Глава 13. Узник и избранник
Глава 13. Узник и избранник
Сидя в одиночной камере Лефортовской тюрьмы, Саша Литвиненко пытался осознать свое положение.
Впоследствии в книге “Лубянская преступная группировка” он написал:
Сначала был шок. Первую ночь я вообще не спал и смотрел в потолок. В день, когда меня посадили, двадцать пятого марта, была мерзкая погода, мелкий снег с дождем, грязь. Я не люблю это время и живу в конце марта ожиданием солнца. А двадцать шестого меня вывели на прогулку. Маленький такой дворик. Можно сделать шагов пять-шесть в одну сторону и столько же в другую. Смотрю, а небо — синее. И солнце. Я ходил как зверь между этих стен. Надо мной — колючая проволока, решетка и синее-синее небо. У меня было дикое состояние: в город пришла весна, а меня там — нет. Я в тюремном дворе, где сыро и холодно. Настроение у меня совсем испортилось, и я попросил меня с прогулки увести раньше времени.

> **Исходные данные**:
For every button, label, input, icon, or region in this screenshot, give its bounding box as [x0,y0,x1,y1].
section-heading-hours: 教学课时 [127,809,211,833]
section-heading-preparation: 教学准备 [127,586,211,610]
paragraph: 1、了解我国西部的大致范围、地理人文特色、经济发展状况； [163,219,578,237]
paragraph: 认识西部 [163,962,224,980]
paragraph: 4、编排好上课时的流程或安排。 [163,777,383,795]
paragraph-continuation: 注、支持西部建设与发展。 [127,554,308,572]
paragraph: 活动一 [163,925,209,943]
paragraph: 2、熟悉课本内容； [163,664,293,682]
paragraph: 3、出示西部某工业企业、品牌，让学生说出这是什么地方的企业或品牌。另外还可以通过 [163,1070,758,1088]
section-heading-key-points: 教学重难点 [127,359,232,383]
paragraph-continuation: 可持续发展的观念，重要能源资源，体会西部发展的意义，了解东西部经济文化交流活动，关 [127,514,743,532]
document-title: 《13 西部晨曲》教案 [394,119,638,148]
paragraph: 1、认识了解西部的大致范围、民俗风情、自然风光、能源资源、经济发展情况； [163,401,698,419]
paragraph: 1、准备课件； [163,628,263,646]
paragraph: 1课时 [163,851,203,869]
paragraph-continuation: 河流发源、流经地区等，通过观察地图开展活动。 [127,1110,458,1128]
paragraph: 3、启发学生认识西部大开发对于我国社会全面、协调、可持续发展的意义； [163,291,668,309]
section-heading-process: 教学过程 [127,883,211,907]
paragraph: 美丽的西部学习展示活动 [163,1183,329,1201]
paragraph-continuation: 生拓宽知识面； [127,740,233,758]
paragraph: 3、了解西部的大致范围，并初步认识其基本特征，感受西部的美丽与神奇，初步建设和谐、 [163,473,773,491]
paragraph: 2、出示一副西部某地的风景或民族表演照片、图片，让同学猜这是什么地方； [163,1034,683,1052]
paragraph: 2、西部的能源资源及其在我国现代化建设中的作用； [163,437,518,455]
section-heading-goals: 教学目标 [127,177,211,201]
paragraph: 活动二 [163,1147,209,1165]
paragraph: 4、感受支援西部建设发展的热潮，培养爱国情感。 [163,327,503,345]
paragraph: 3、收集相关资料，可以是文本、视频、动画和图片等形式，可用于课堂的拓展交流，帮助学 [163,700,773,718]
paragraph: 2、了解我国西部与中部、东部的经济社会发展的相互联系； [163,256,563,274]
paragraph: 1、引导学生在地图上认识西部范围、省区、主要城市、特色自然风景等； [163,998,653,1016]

> **Задания**:
a) Перечислите всё, что, согласно отрывку, было над рассказчиком в тюремном дворике.
b) Повторите из отрывка фрагмент от «Впоследствии в книге» до «увести раньше времени.» без изменений.

> **Ответы**:
a) Колючая проволока, решетка, синее-синее небо.

b)
Впоследствии в книге “Лубянская преступная группировка” он написал:
Сначала был шок. Первую ночь я вообще не спал и смотрел в потолок. В день, когда меня посадили, двадцать пятого марта, была мерзкая погода, мелкий снег с дождем, грязь. Я не люблю это время и живу в конце марта ожиданием солнца. А двадцать шестого меня вывели на прогулку. Маленький такой дворик. Можно сделать шагов пять-шесть в одну сторону и столько же в другую. Смотрю, а небо — синее. И солнце. Я ходил как зверь между этих стен. Надо мной — колючая проволока, решетка и синее-синее небо. У меня было дикое состояние: в город пришла весна, а меня там — нет. Я в тюремном дворе, где сыро и холодно. Настроение у меня совсем испортилось, и я попросил меня с прогулки увести раньше времени.